| PROBLEM STATEMENT |
Wherever the word "termin" appears in a line, copy that line.

(begin)

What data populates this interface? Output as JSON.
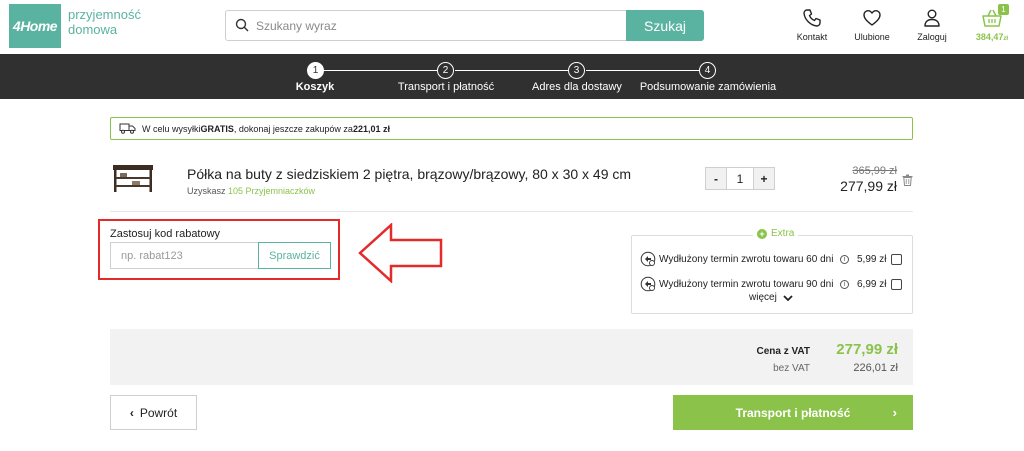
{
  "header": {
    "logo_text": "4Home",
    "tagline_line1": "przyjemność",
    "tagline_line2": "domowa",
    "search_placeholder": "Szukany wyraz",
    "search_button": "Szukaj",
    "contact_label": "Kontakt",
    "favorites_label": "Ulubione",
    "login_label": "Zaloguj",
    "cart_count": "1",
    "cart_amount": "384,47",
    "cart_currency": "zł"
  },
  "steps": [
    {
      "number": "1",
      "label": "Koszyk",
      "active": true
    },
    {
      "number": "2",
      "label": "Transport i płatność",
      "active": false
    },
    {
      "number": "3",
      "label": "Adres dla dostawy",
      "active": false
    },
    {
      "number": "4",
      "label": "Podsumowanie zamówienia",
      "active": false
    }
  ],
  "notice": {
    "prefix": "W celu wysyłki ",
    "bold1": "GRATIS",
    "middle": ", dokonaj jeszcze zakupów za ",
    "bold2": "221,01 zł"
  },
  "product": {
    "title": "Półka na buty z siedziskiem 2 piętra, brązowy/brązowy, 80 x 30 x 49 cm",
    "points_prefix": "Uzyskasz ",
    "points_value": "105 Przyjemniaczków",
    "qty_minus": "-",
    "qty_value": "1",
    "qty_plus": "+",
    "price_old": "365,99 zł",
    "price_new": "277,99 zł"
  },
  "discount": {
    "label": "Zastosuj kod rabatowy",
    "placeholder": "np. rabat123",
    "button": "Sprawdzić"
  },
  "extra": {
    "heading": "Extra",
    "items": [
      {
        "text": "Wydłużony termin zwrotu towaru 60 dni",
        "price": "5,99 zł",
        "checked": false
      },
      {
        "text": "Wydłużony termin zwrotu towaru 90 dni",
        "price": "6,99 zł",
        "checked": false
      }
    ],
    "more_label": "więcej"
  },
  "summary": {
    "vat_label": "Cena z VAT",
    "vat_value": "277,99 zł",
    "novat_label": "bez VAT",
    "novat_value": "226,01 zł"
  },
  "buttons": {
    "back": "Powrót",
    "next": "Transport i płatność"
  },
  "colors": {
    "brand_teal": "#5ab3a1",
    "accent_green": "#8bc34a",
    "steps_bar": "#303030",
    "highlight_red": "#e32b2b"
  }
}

(end)
(begin)

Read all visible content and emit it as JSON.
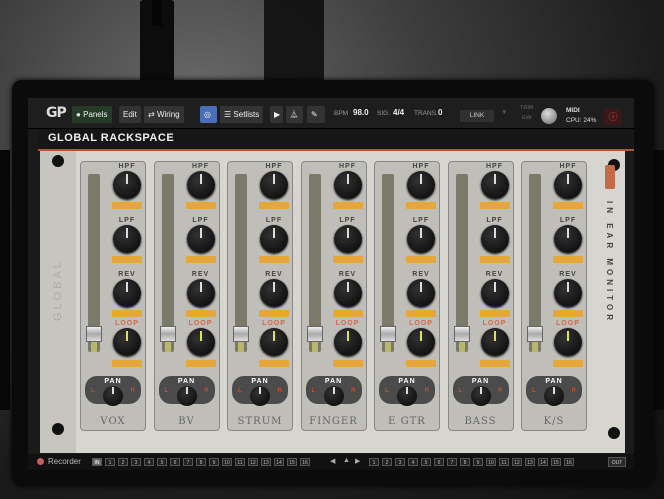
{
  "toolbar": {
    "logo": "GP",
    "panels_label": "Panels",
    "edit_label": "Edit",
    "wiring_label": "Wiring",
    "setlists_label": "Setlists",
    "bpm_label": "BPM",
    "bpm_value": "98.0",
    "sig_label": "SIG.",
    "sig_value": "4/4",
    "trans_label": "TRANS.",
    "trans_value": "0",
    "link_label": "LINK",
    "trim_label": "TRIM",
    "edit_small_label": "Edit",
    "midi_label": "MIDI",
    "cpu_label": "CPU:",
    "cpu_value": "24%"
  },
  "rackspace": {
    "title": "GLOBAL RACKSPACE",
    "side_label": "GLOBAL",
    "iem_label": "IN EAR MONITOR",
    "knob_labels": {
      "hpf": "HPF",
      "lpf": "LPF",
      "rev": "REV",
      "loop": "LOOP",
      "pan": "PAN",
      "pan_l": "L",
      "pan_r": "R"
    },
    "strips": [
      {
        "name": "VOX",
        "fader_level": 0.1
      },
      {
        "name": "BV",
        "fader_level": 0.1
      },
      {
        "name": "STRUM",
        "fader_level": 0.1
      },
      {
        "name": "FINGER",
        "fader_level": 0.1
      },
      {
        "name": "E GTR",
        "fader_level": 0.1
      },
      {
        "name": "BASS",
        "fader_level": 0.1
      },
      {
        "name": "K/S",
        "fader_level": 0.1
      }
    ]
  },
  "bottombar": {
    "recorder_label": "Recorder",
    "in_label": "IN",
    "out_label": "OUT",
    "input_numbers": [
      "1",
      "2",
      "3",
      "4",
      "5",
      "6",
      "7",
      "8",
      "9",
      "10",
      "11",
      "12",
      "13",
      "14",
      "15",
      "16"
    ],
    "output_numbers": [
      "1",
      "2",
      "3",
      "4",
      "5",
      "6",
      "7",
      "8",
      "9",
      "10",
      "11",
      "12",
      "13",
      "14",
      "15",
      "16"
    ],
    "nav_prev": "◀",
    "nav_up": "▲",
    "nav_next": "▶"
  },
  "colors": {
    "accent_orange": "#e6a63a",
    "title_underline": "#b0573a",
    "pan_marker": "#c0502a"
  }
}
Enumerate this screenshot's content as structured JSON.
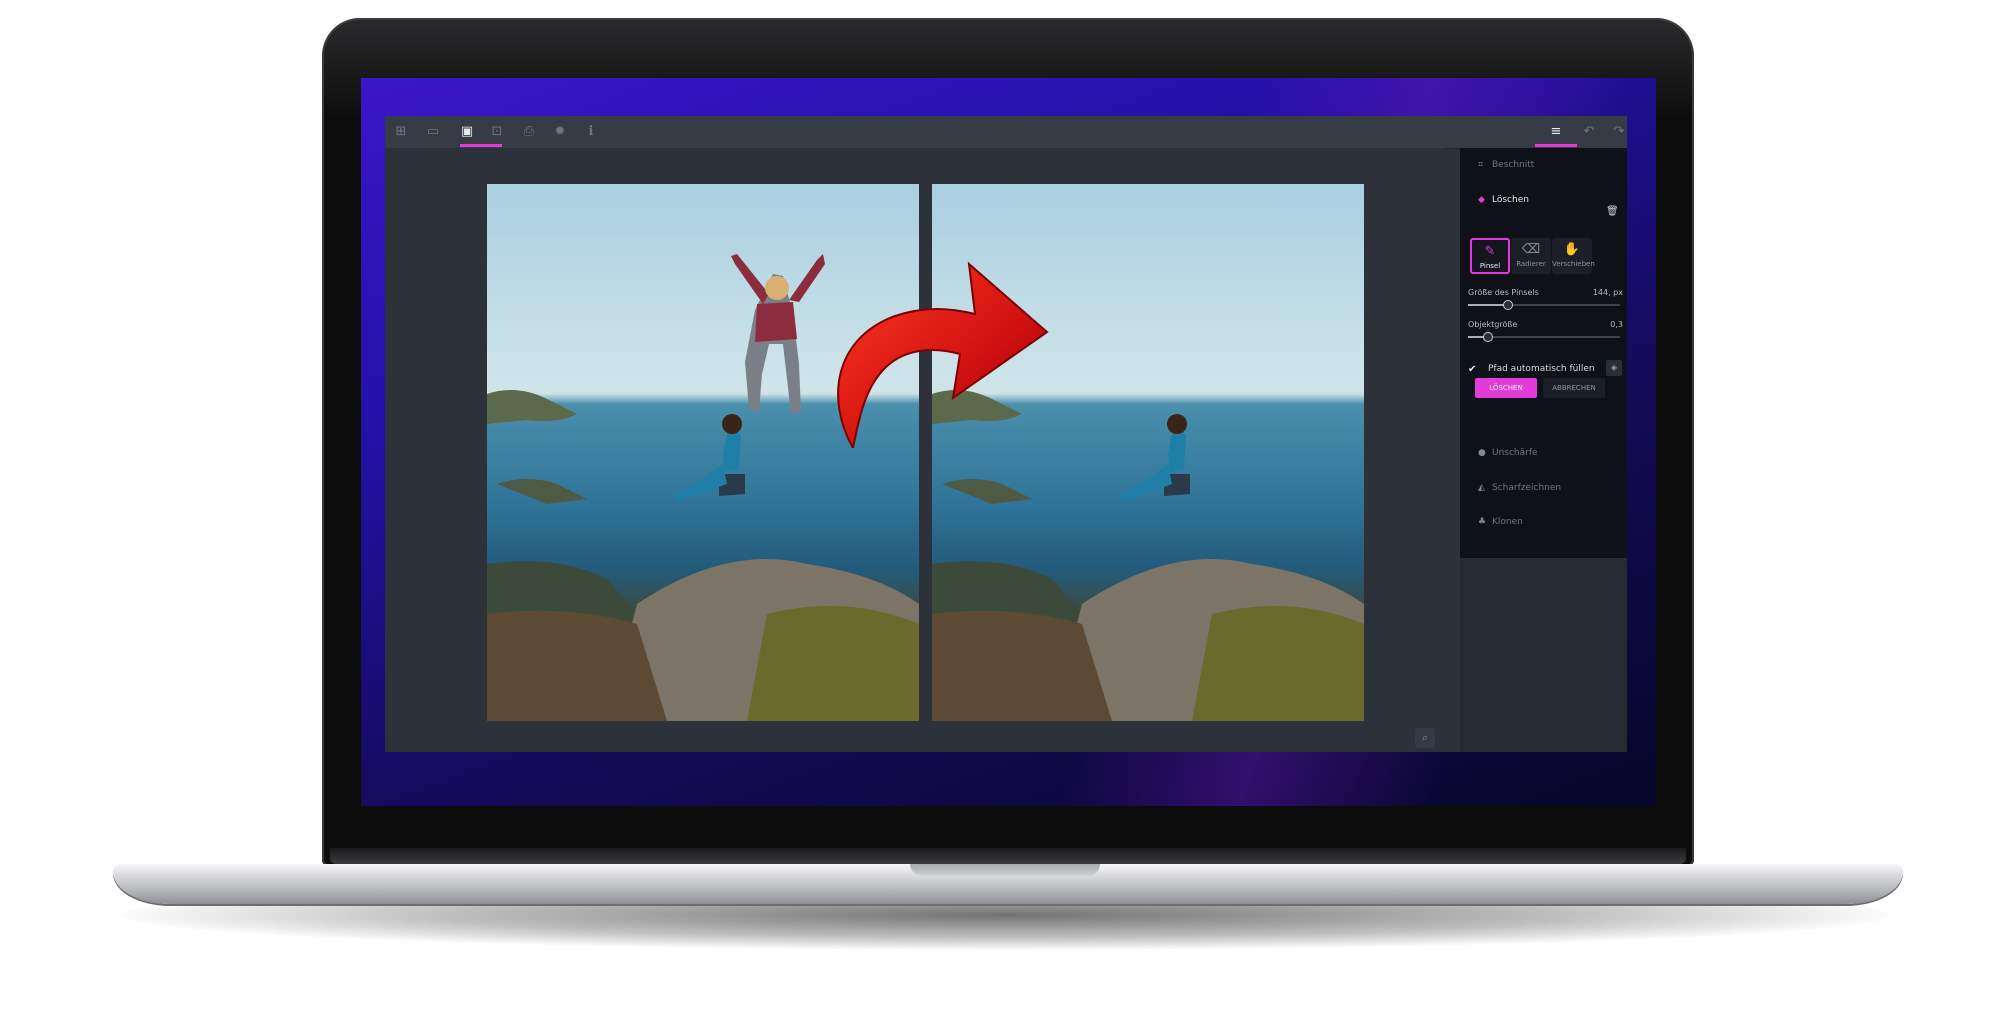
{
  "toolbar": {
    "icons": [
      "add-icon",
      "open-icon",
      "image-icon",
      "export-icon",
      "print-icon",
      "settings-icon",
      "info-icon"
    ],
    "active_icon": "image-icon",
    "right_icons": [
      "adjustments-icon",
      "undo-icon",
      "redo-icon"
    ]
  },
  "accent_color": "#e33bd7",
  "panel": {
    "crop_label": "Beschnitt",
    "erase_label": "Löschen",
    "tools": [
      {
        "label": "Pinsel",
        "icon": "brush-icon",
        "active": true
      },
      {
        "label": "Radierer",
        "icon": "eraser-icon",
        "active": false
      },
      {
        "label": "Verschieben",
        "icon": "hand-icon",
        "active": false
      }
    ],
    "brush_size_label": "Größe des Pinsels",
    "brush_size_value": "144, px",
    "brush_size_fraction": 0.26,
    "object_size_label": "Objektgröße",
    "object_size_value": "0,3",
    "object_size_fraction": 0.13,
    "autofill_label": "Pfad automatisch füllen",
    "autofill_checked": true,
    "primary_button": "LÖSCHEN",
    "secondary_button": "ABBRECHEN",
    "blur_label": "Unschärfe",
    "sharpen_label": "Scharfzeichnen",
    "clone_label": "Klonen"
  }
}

(end)

| RESULT OF THIS EXERCISE |
        "text": "Wydłużony termin zwrotu towaru 60 dni",
        "text": "Wydłużony termin zwrotu towaru 90 dni",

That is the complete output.